Data for this exercise >>
** begin **
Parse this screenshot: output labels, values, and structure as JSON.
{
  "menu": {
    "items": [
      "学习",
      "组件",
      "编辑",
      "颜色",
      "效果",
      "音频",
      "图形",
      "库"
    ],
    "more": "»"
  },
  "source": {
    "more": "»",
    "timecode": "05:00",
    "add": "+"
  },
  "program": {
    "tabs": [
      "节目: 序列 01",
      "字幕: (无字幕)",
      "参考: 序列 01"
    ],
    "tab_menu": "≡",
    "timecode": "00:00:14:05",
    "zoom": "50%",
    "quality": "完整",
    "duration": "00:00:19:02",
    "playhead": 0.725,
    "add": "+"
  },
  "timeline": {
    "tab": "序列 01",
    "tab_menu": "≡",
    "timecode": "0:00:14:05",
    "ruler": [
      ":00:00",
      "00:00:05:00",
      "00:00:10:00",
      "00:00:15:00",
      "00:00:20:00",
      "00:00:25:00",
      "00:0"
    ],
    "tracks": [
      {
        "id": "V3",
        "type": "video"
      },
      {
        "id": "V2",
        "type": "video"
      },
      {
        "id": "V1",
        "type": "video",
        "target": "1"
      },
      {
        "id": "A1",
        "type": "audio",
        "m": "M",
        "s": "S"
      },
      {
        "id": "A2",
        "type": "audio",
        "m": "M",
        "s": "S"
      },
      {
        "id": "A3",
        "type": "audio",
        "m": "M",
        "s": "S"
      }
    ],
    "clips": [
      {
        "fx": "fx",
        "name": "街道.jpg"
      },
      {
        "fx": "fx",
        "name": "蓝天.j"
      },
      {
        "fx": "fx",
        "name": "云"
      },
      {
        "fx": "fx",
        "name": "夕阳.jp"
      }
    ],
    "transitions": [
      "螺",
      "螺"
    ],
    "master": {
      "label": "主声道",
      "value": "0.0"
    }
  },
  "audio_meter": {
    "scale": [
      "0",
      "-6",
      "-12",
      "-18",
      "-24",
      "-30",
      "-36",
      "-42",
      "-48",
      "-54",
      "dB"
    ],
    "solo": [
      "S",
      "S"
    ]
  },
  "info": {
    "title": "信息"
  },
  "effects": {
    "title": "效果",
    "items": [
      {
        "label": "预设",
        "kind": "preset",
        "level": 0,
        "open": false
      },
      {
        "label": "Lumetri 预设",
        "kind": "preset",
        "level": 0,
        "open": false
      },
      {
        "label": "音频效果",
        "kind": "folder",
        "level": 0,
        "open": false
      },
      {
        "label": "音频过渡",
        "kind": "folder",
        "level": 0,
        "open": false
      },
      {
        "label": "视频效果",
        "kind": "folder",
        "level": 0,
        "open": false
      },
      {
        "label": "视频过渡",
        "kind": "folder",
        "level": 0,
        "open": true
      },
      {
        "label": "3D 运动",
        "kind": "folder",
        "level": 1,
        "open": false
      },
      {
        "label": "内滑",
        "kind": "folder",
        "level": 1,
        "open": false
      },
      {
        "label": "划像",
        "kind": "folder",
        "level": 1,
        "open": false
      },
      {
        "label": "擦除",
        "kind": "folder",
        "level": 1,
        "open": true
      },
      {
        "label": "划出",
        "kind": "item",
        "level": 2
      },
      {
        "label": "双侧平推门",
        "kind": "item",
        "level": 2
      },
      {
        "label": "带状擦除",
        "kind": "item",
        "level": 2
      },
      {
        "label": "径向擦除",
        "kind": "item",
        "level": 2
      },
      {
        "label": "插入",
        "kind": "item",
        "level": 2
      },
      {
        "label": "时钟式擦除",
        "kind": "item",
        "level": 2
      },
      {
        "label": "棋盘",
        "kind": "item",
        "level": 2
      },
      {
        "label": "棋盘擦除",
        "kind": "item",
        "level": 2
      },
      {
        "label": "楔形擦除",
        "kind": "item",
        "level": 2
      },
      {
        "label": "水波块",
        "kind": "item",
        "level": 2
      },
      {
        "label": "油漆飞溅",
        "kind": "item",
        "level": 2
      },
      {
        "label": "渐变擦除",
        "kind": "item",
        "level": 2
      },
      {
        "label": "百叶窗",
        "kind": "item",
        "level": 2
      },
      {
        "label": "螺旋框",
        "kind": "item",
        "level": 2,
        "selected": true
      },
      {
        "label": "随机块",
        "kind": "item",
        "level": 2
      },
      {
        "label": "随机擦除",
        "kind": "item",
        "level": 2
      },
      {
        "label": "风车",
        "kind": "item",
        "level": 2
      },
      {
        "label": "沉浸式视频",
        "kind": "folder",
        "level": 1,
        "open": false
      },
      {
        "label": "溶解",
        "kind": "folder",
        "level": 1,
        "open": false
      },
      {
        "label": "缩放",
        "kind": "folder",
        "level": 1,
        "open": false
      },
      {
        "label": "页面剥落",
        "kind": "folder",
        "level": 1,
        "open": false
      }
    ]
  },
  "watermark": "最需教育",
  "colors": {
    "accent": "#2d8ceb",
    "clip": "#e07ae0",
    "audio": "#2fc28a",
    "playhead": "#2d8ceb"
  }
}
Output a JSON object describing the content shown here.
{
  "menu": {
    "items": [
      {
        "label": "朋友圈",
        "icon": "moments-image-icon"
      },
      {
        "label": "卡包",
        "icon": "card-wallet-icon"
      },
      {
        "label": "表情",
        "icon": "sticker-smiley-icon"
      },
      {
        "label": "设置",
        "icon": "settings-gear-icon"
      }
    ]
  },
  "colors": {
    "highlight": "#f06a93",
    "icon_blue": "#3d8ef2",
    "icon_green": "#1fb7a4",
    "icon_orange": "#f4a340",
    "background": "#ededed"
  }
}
** end **
Directions >> Say the number of lines in the listing that hold "JSON", with no added words.

Response to this task >> 2